━━ INPUT DATA
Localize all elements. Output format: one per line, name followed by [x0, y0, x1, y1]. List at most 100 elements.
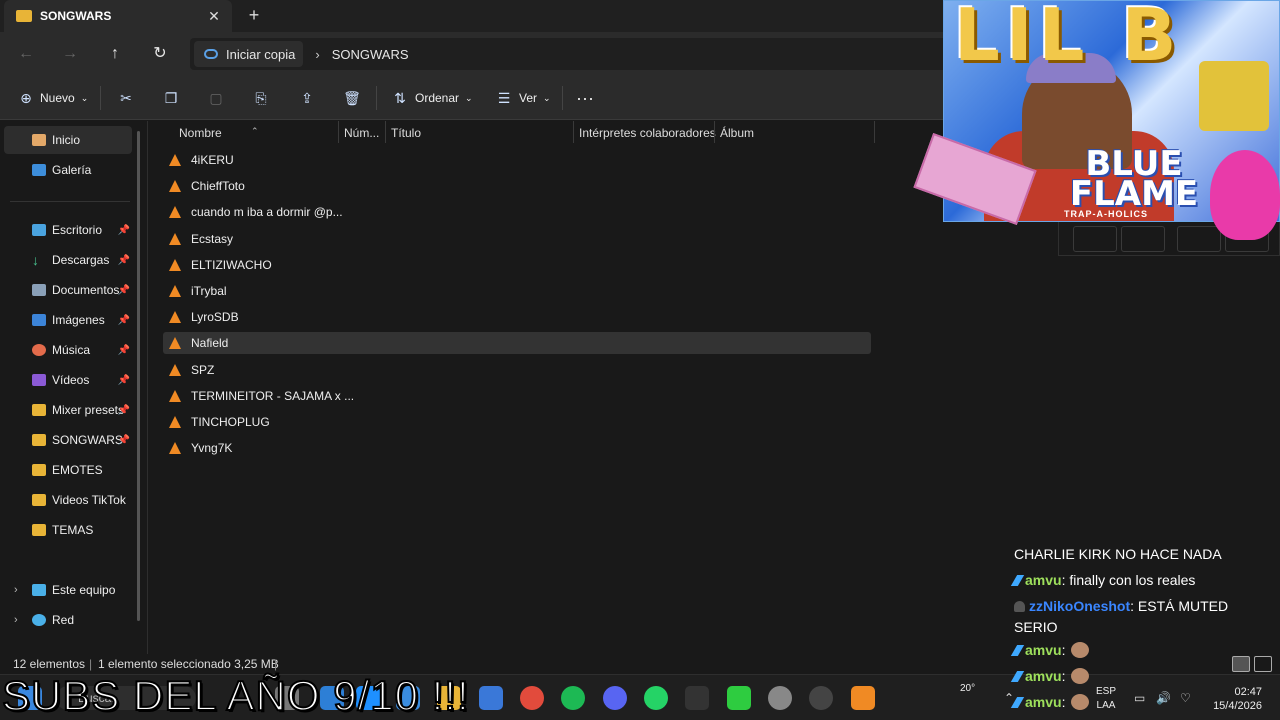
- breadcrumb[interactable]: Iniciar copia › SONGWARS: [190, 38, 950, 70]
- pc-icon: [32, 584, 46, 596]
- cut-button[interactable]: ✂: [116, 88, 136, 108]
- vlc-file-icon: [169, 232, 181, 245]
- sidebar-item-videos-tiktok[interactable]: Videos TikTok: [4, 486, 132, 514]
- rename-button[interactable]: ⎘: [251, 88, 271, 108]
- expand-chevron-icon[interactable]: ›: [14, 584, 18, 596]
- sidebar-item-label: TEMAS: [52, 523, 94, 537]
- pin-icon: 📌: [117, 374, 130, 386]
- column-divider[interactable]: [714, 121, 715, 143]
- sidebar-item-vídeos[interactable]: Vídeos 📌: [4, 366, 132, 394]
- stream-chat: CHARLIE KIRK NO HACE NADA amvu: finally c…: [1010, 534, 1254, 720]
- file-row[interactable]: Nafield: [163, 332, 871, 355]
- overlay-button: [1121, 226, 1165, 252]
- chevron-down-icon: ⌄: [80, 92, 89, 103]
- sidebar-item-galería[interactable]: Galería: [4, 156, 132, 184]
- vlc-icon[interactable]: [851, 686, 875, 710]
- file-row[interactable]: ChieffToto: [163, 175, 871, 197]
- file-row[interactable]: TERMINEITOR - SAJAMA x ...: [163, 385, 871, 407]
- vlc-file-icon: [169, 154, 181, 166]
- sidebar-item-label: Videos TikTok: [52, 493, 126, 507]
- obs-icon[interactable]: [809, 686, 833, 710]
- new-button[interactable]: ⊕ Nuevo ⌄: [16, 88, 88, 108]
- breadcrumb-current[interactable]: SONGWARS: [332, 47, 409, 62]
- more-options-button[interactable]: ···: [576, 88, 594, 108]
- ellipsis-icon: ···: [576, 87, 594, 108]
- tab-songwars[interactable]: SONGWARS ✕: [4, 0, 232, 32]
- sidebar-item-imágenes[interactable]: Imágenes 📌: [4, 306, 132, 334]
- sidebar-item-documentos[interactable]: Documentos 📌: [4, 276, 132, 304]
- file-row[interactable]: cuando m iba a dormir @p...: [163, 201, 871, 223]
- file-row[interactable]: ELTIZIWACHO: [163, 254, 871, 276]
- spotify-icon[interactable]: [561, 686, 585, 710]
- sidebar-item-música[interactable]: Música 📌: [4, 336, 132, 364]
- sidebar-item-inicio[interactable]: Inicio: [4, 126, 132, 154]
- file-row[interactable]: Yvng7K: [163, 437, 871, 459]
- sidebar-item-label: Vídeos: [52, 373, 90, 387]
- logitech-icon[interactable]: [685, 686, 709, 710]
- new-tab-button[interactable]: +: [244, 5, 264, 26]
- view-icon: ☰: [497, 89, 511, 106]
- sidebar-item-descargas[interactable]: ↓ Descargas 📌: [4, 246, 132, 274]
- column-album[interactable]: Álbum: [720, 126, 754, 140]
- folder-icon: [32, 494, 46, 506]
- copy-button[interactable]: ❐: [161, 88, 181, 108]
- chat-username[interactable]: amvu: [1025, 572, 1062, 588]
- chat-username[interactable]: amvu: [1025, 694, 1062, 710]
- sidebar-item-este-equipo[interactable]: › Este equipo: [4, 576, 132, 604]
- column-divider[interactable]: [385, 121, 386, 143]
- sidebar-item-mixer-presets[interactable]: Mixer presets 📌: [4, 396, 132, 424]
- forward-button[interactable]: →: [58, 42, 82, 66]
- breadcrumb-root[interactable]: Iniciar copia: [194, 41, 304, 67]
- tiles-view-icon[interactable]: [1254, 656, 1272, 672]
- sidebar-scrollbar[interactable]: [137, 131, 140, 621]
- scissors-icon: ✂: [120, 89, 132, 106]
- file-row[interactable]: iTrybal: [163, 280, 871, 302]
- chrome-icon[interactable]: [520, 686, 544, 710]
- vlc-file-icon: [169, 389, 181, 402]
- file-name: Ecstasy: [191, 231, 234, 246]
- sidebar-item-temas[interactable]: TEMAS: [4, 516, 132, 544]
- chat-username[interactable]: zzNikoOneshot: [1029, 598, 1130, 614]
- vlc-file-icon: [169, 206, 181, 219]
- store-icon[interactable]: [479, 686, 503, 710]
- settings-icon[interactable]: [768, 686, 792, 710]
- chat-text: CHARLIE KIRK NO HACE NADA: [1014, 546, 1222, 562]
- sidebar-item-label: Música: [52, 343, 91, 357]
- file-row[interactable]: SPZ: [163, 359, 871, 381]
- kick-icon[interactable]: [727, 686, 751, 710]
- column-divider[interactable]: [573, 121, 574, 143]
- share-button[interactable]: ⇪: [297, 88, 317, 108]
- column-divider[interactable]: [338, 121, 339, 143]
- view-button[interactable]: ☰ Ver ⌄: [494, 88, 551, 108]
- up-button[interactable]: ↑: [103, 42, 127, 66]
- back-button[interactable]: ←: [14, 42, 38, 66]
- file-row[interactable]: Ecstasy: [163, 228, 871, 250]
- temperature: 20°: [960, 683, 976, 694]
- column-divider[interactable]: [874, 121, 875, 143]
- refresh-button[interactable]: ↻: [148, 42, 172, 66]
- art-jersey: [1199, 61, 1269, 131]
- sidebar-item-escritorio[interactable]: Escritorio 📌: [4, 216, 132, 244]
- column-nombre[interactable]: Nombre: [179, 126, 222, 140]
- sidebar-item-emotes[interactable]: EMOTES: [4, 456, 132, 484]
- column-numero[interactable]: Núm...: [344, 126, 379, 140]
- file-row[interactable]: LyroSDB: [163, 306, 871, 328]
- expand-chevron-icon[interactable]: ›: [14, 614, 18, 626]
- whatsapp-icon[interactable]: [644, 686, 668, 710]
- sidebar-item-songwars[interactable]: SONGWARS 📌: [4, 426, 132, 454]
- column-titulo[interactable]: Título: [391, 126, 421, 140]
- discord-icon[interactable]: [603, 686, 627, 710]
- column-interpretes[interactable]: Intérpretes colaboradores: [579, 126, 716, 140]
- delete-button[interactable]: 🗑: [342, 88, 362, 108]
- sidebar-divider: [10, 201, 130, 202]
- chat-username[interactable]: amvu: [1025, 668, 1062, 684]
- sidebar-item-red[interactable]: › Red: [4, 606, 132, 634]
- sort-button[interactable]: ⇅ Ordenar ⌄: [390, 88, 472, 108]
- pin-icon: 📌: [117, 254, 130, 266]
- chat-username[interactable]: amvu: [1025, 642, 1062, 658]
- close-tab-icon[interactable]: ✕: [204, 8, 224, 25]
- paste-button[interactable]: ▢: [206, 88, 226, 108]
- file-row[interactable]: 4iKERU: [163, 149, 871, 171]
- vlc-file-icon: [169, 180, 181, 193]
- file-row[interactable]: TINCHOPLUG: [163, 411, 871, 433]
━━━━
** REQUIRED ACTION **
Only the pictures are to be omitted; the records above must otherwise be reproduced exactly.

** TASK SOLUTION **
Localize all elements. Output format: one per line, name followed by [x0, y0, x1, y1]. List at most 100 elements.
- breadcrumb[interactable]: Iniciar copia › SONGWARS: [190, 38, 950, 70]
- pc-icon: [32, 584, 46, 596]
- cut-button[interactable]: ✂: [116, 88, 136, 108]
- vlc-file-icon: [169, 232, 181, 245]
- sidebar-item-videos-tiktok[interactable]: Videos TikTok: [4, 486, 132, 514]
- rename-button[interactable]: ⎘: [251, 88, 271, 108]
- expand-chevron-icon[interactable]: ›: [14, 584, 18, 596]
- sidebar-item-label: TEMAS: [52, 523, 94, 537]
- pin-icon: 📌: [117, 374, 130, 386]
- column-divider[interactable]: [714, 121, 715, 143]
- sidebar-item-vídeos[interactable]: Vídeos 📌: [4, 366, 132, 394]
- stream-chat: CHARLIE KIRK NO HACE NADA amvu: finally c…: [1010, 534, 1254, 720]
- file-row[interactable]: Nafield: [163, 332, 871, 355]
- overlay-button: [1121, 226, 1165, 252]
- chevron-down-icon: ⌄: [80, 92, 89, 103]
- sidebar-item-galería[interactable]: Galería: [4, 156, 132, 184]
- vlc-icon[interactable]: [851, 686, 875, 710]
- file-row[interactable]: ChieffToto: [163, 175, 871, 197]
- file-row[interactable]: TERMINEITOR - SAJAMA x ...: [163, 385, 871, 407]
- vlc-file-icon: [169, 154, 181, 166]
- sidebar-item-label: Videos TikTok: [52, 493, 126, 507]
- obs-icon[interactable]: [809, 686, 833, 710]
- new-button[interactable]: ⊕ Nuevo ⌄: [16, 88, 88, 108]
- breadcrumb-current[interactable]: SONGWARS: [332, 47, 409, 62]
- more-options-button[interactable]: ···: [576, 88, 594, 108]
- ellipsis-icon: ···: [576, 87, 594, 108]
- tab-songwars[interactable]: SONGWARS ✕: [4, 0, 232, 32]
- sidebar-item-imágenes[interactable]: Imágenes 📌: [4, 306, 132, 334]
- sidebar-item-documentos[interactable]: Documentos 📌: [4, 276, 132, 304]
- file-row[interactable]: cuando m iba a dormir @p...: [163, 201, 871, 223]
- file-row[interactable]: ELTIZIWACHO: [163, 254, 871, 276]
- spotify-icon[interactable]: [561, 686, 585, 710]
- sidebar-item-música[interactable]: Música 📌: [4, 336, 132, 364]
- sidebar-item-inicio[interactable]: Inicio: [4, 126, 132, 154]
- file-row[interactable]: Yvng7K: [163, 437, 871, 459]
- sidebar-item-label: Vídeos: [52, 373, 90, 387]
- logitech-icon[interactable]: [685, 686, 709, 710]
- new-tab-button[interactable]: +: [244, 5, 264, 26]
- view-icon: ☰: [497, 89, 511, 106]
- sidebar-item-descargas[interactable]: ↓ Descargas 📌: [4, 246, 132, 274]
- column-album[interactable]: Álbum: [720, 126, 754, 140]
- folder-icon: [32, 494, 46, 506]
- copy-button[interactable]: ❐: [161, 88, 181, 108]
- chat-username[interactable]: amvu: [1025, 572, 1062, 588]
- chat-username[interactable]: amvu: [1025, 694, 1062, 710]
- sidebar-item-este-equipo[interactable]: › Este equipo: [4, 576, 132, 604]
- column-divider[interactable]: [385, 121, 386, 143]
- sidebar-item-mixer-presets[interactable]: Mixer presets 📌: [4, 396, 132, 424]
- forward-button[interactable]: →: [58, 42, 82, 66]
- breadcrumb-root[interactable]: Iniciar copia: [194, 41, 304, 67]
- tiles-view-icon[interactable]: [1254, 656, 1272, 672]
- sidebar-scrollbar[interactable]: [137, 131, 140, 621]
- scissors-icon: ✂: [120, 89, 132, 106]
- file-row[interactable]: iTrybal: [163, 280, 871, 302]
- chrome-icon[interactable]: [520, 686, 544, 710]
- vlc-file-icon: [169, 389, 181, 402]
- file-name: Ecstasy: [191, 231, 234, 246]
- sidebar-item-temas[interactable]: TEMAS: [4, 516, 132, 544]
- chat-username[interactable]: zzNikoOneshot: [1029, 598, 1130, 614]
- vlc-file-icon: [169, 206, 181, 219]
- store-icon[interactable]: [479, 686, 503, 710]
- settings-icon[interactable]: [768, 686, 792, 710]
- chat-text: CHARLIE KIRK NO HACE NADA: [1014, 546, 1222, 562]
- sidebar-item-label: Música: [52, 343, 91, 357]
- file-row[interactable]: SPZ: [163, 359, 871, 381]
- kick-icon[interactable]: [727, 686, 751, 710]
- column-divider[interactable]: [573, 121, 574, 143]
- share-button[interactable]: ⇪: [297, 88, 317, 108]
- column-divider[interactable]: [338, 121, 339, 143]
- view-button[interactable]: ☰ Ver ⌄: [494, 88, 551, 108]
- up-button[interactable]: ↑: [103, 42, 127, 66]
- back-button[interactable]: ←: [14, 42, 38, 66]
- file-row[interactable]: Ecstasy: [163, 228, 871, 250]
- temperature: 20°: [960, 683, 976, 694]
- column-divider[interactable]: [874, 121, 875, 143]
- refresh-button[interactable]: ↻: [148, 42, 172, 66]
- art-jersey: [1199, 61, 1269, 131]
- sidebar-item-escritorio[interactable]: Escritorio 📌: [4, 216, 132, 244]
- column-nombre[interactable]: Nombre: [179, 126, 222, 140]
- sidebar-item-emotes[interactable]: EMOTES: [4, 456, 132, 484]
- column-numero[interactable]: Núm...: [344, 126, 379, 140]
- file-row[interactable]: LyroSDB: [163, 306, 871, 328]
- expand-chevron-icon[interactable]: ›: [14, 614, 18, 626]
- whatsapp-icon[interactable]: [644, 686, 668, 710]
- sidebar-item-songwars[interactable]: SONGWARS 📌: [4, 426, 132, 454]
- column-titulo[interactable]: Título: [391, 126, 421, 140]
- discord-icon[interactable]: [603, 686, 627, 710]
- column-interpretes[interactable]: Intérpretes colaboradores: [579, 126, 716, 140]
- delete-button[interactable]: 🗑: [342, 88, 362, 108]
- sidebar-divider: [10, 201, 130, 202]
- chat-username[interactable]: amvu: [1025, 668, 1062, 684]
- sidebar-item-red[interactable]: › Red: [4, 606, 132, 634]
- sort-button[interactable]: ⇅ Ordenar ⌄: [390, 88, 472, 108]
- pin-icon: 📌: [117, 254, 130, 266]
- chat-username[interactable]: amvu: [1025, 642, 1062, 658]
- close-tab-icon[interactable]: ✕: [204, 8, 224, 25]
- paste-button[interactable]: ▢: [206, 88, 226, 108]
- file-row[interactable]: 4iKERU: [163, 149, 871, 171]
- vlc-file-icon: [169, 180, 181, 193]
- file-row[interactable]: TINCHOPLUG: [163, 411, 871, 433]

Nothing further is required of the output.